◆ Provided material
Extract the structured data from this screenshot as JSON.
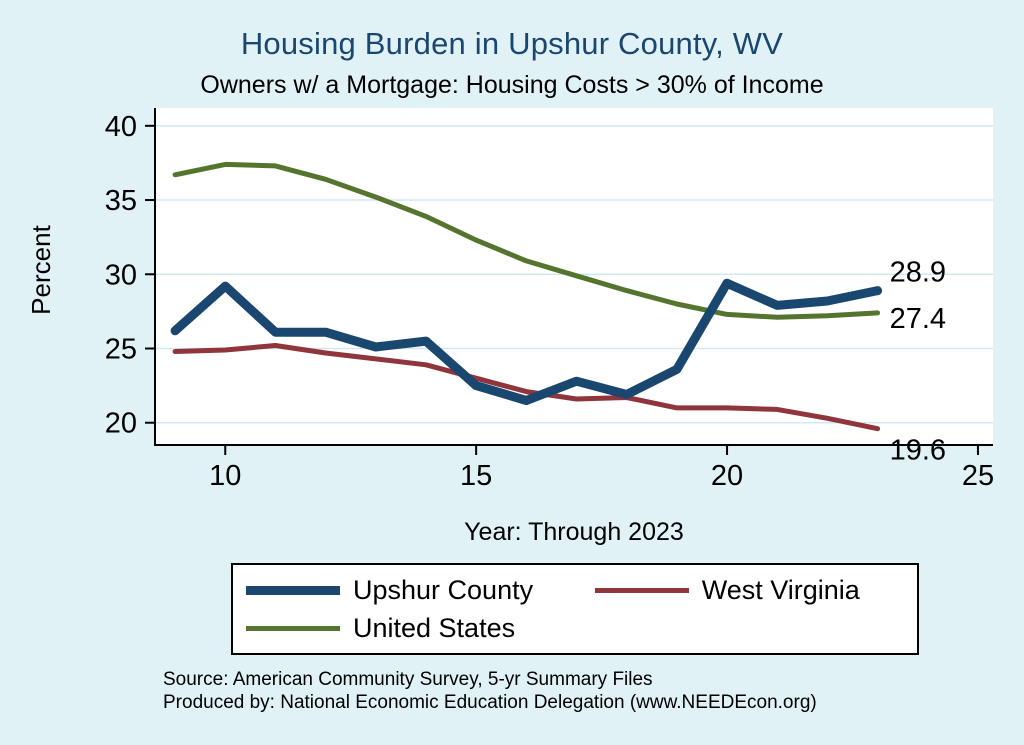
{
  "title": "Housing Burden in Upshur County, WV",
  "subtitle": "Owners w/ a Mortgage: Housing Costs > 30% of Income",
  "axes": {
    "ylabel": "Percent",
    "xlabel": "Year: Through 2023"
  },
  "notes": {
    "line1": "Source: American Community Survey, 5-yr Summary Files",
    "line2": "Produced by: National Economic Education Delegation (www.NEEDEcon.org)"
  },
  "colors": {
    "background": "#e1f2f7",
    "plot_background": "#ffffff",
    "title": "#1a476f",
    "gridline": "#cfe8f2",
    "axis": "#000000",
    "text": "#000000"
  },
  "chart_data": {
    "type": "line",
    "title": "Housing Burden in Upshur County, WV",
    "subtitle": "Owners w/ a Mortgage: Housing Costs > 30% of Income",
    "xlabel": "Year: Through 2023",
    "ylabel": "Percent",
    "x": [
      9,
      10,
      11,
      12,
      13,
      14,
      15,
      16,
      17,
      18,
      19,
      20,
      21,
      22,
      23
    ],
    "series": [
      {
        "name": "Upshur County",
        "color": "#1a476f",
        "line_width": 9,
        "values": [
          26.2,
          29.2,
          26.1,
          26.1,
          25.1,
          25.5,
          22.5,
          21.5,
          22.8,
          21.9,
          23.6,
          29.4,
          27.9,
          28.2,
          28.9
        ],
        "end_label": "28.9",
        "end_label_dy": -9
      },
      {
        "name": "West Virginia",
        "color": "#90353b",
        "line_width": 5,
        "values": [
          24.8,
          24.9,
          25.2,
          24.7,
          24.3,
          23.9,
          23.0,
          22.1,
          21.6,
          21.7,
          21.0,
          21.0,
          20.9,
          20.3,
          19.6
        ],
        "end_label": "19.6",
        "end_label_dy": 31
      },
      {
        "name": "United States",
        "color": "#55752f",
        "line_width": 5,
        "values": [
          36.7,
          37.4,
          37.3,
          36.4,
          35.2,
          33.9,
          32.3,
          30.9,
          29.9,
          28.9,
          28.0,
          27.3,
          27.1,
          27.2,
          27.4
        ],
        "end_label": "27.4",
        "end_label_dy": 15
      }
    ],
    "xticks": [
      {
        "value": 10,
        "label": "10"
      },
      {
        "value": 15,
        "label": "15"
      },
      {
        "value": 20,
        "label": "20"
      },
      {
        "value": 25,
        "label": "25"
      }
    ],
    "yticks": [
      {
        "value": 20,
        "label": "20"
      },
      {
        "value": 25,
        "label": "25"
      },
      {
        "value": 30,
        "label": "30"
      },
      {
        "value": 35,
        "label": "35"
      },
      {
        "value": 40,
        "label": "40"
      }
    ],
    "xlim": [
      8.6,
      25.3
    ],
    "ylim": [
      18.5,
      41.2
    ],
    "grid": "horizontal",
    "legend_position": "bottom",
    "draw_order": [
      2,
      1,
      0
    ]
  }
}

◆ Exercise requirements
Count how many lines in the data above hold the string "Housing", and give the number with no other words.

◆ Answer to the problem
4